--- SHORT EXERCISE ---
Each line that holds the word "recommend" should be returned.

··· SUPPLIED INFORMATION

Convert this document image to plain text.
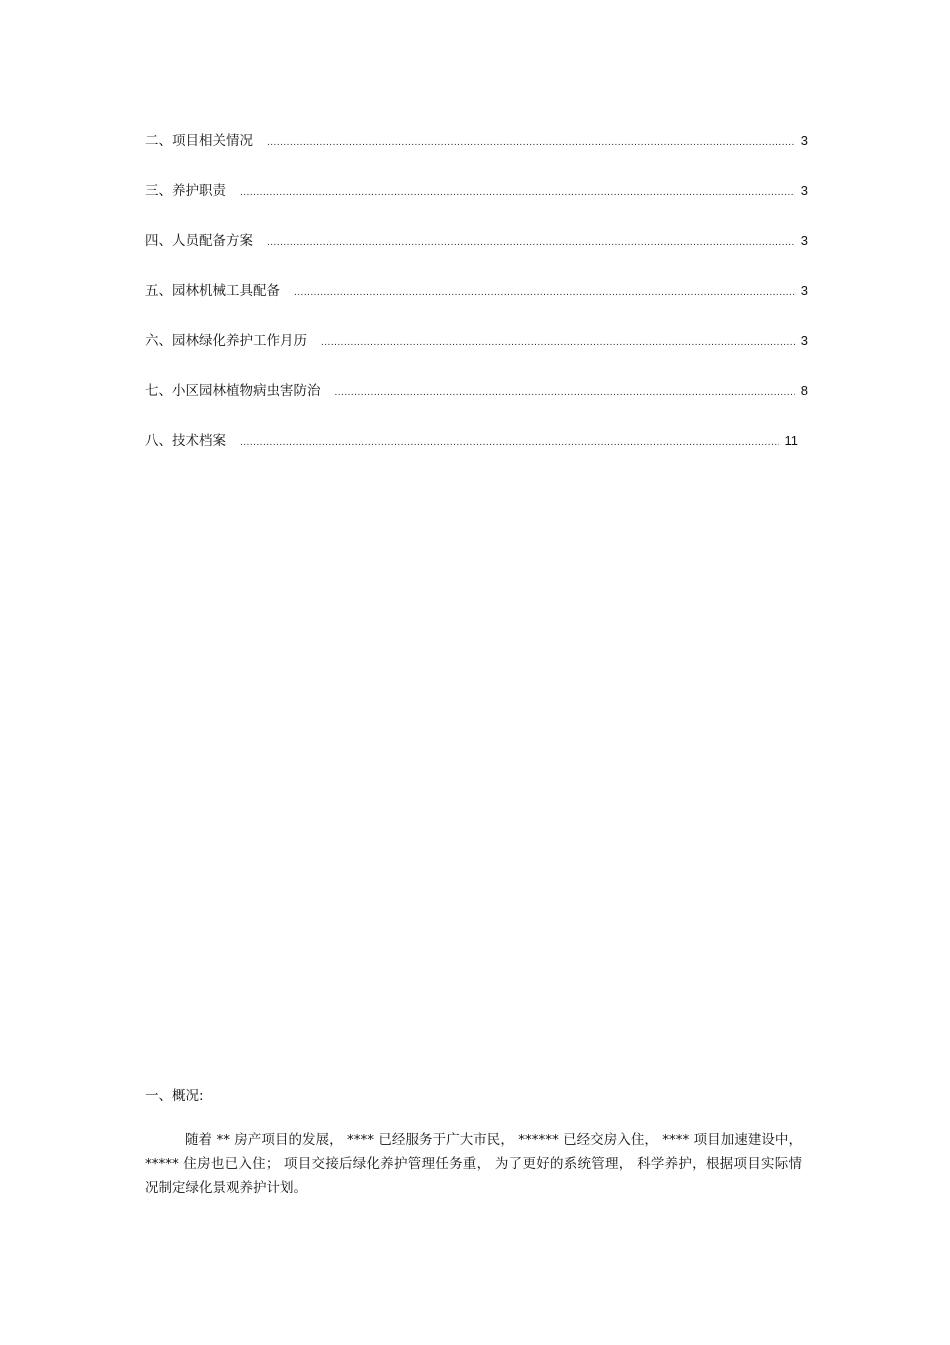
二、项目相关情况 .....	3
三、养护职责 .....	3
四、人员配备方案 .....	3
五、园林机械工具配备 .....	3
六、园林绿化养护工作月历 .....	3
七、小区园林植物病虫害防治 .....	8
八、技术档案 .....	11
一、概况:

随着 ** 房产项目的发展， **** 已经服务于广大市民， ****** 已经交房入住， **** 项目加速建设中， ***** 住房也已入住； 项目交接后绿化养护管理任务重， 为了更好的系统管理， 科学养护，根据项目实际情况制定绿化景观养护计划。
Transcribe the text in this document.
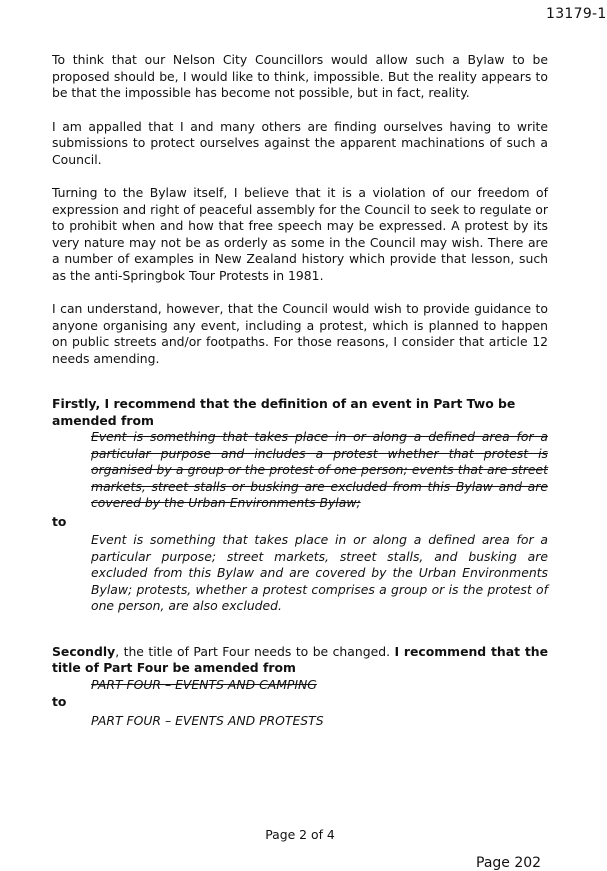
13179-1

To think that our Nelson City Councillors would allow such a Bylaw to be proposed should be, I would like to think, impossible. But the reality appears to be that the impossible has become not possible, but in fact, reality.

I am appalled that I and many others are finding ourselves having to write submissions to protect ourselves against the apparent machinations of such a Council.

Turning to the Bylaw itself, I believe that it is a violation of our freedom of expression and right of peaceful assembly for the Council to seek to regulate or to prohibit when and how that free speech may be expressed. A protest by its very nature may not be as orderly as some in the Council may wish. There are a number of examples in New Zealand history which provide that lesson, such as the anti-Springbok Tour Protests in 1981.

I can understand, however, that the Council would wish to provide guidance to anyone organising any event, including a protest, which is planned to happen on public streets and/or footpaths. For those reasons, I consider that article 12 needs amending.

Firstly, I recommend that the definition of an event in Part Two be amended from

Event is something that takes place in or along a defined area for a particular purpose and includes a protest whether that protest is organised by a group or the protest of one person; events that are street markets, street stalls or busking are excluded from this Bylaw and are covered by the Urban Environments Bylaw;

to

Event is something that takes place in or along a defined area for a particular purpose; street markets, street stalls, and busking are excluded from this Bylaw and are covered by the Urban Environments Bylaw; protests, whether a protest comprises a group or is the protest of one person, are also excluded.

Secondly, the title of Part Four needs to be changed. I recommend that the title of Part Four be amended from

PART FOUR – EVENTS AND CAMPING

to

PART FOUR – EVENTS AND PROTESTS

Page 2 of 4
Page 202
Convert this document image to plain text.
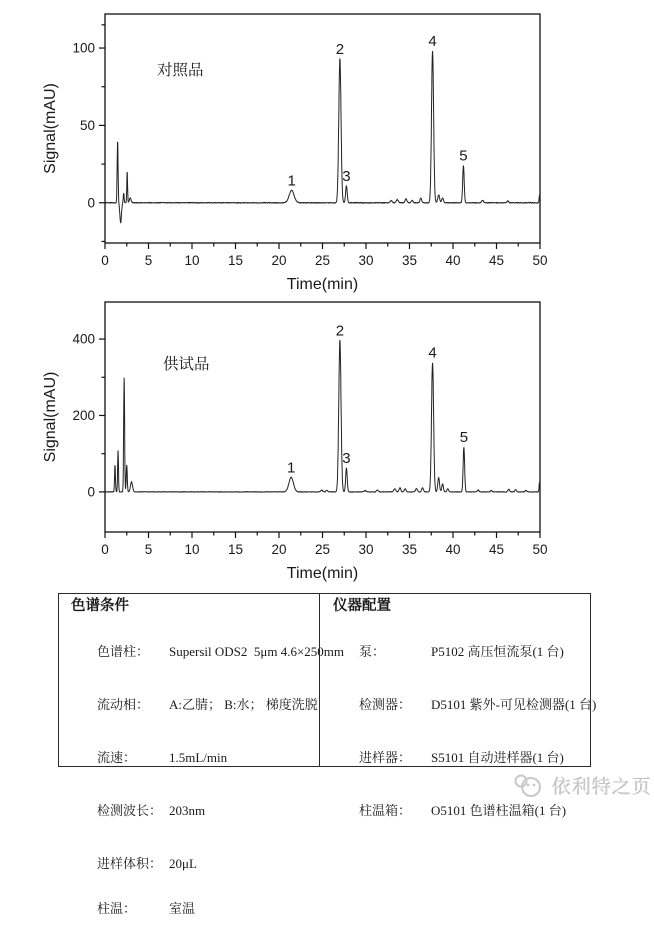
0	5 10 15 20 25 30 35 40 45 50
0
50
100
Time(min)
Signal(mAU)
对照品
1
2
3
4
5
0	5 10 15 20 25 30 35 40 45 50
0
200
400
Time(min)
Signal(mAU)
供试品
1
2
3
4
5
色谱条件

色谱柱： Supersil ODS2  5μm 4.6×250mm

流动相： A:乙腈； B:水； 梯度洗脱

流速：	1.5mL/min

检测波长： 203nm

进样体积： 20μL

柱温：	室温

仪器配置

泵：	P5102 高压恒流泵(1 台)

检测器： D5101 紫外-可见检测器(1 台)

进样器： S5101 自动进样器(1 台)

柱温箱： O5101 色谱柱温箱(1 台)

依利特之页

······

--- EXERCISE ANSWER ---
Firstly, I recommend that the definition of an event in Part Two be amended from
Secondly, the title of Part Four needs to be changed. I recommend that the title of Part Four be amended from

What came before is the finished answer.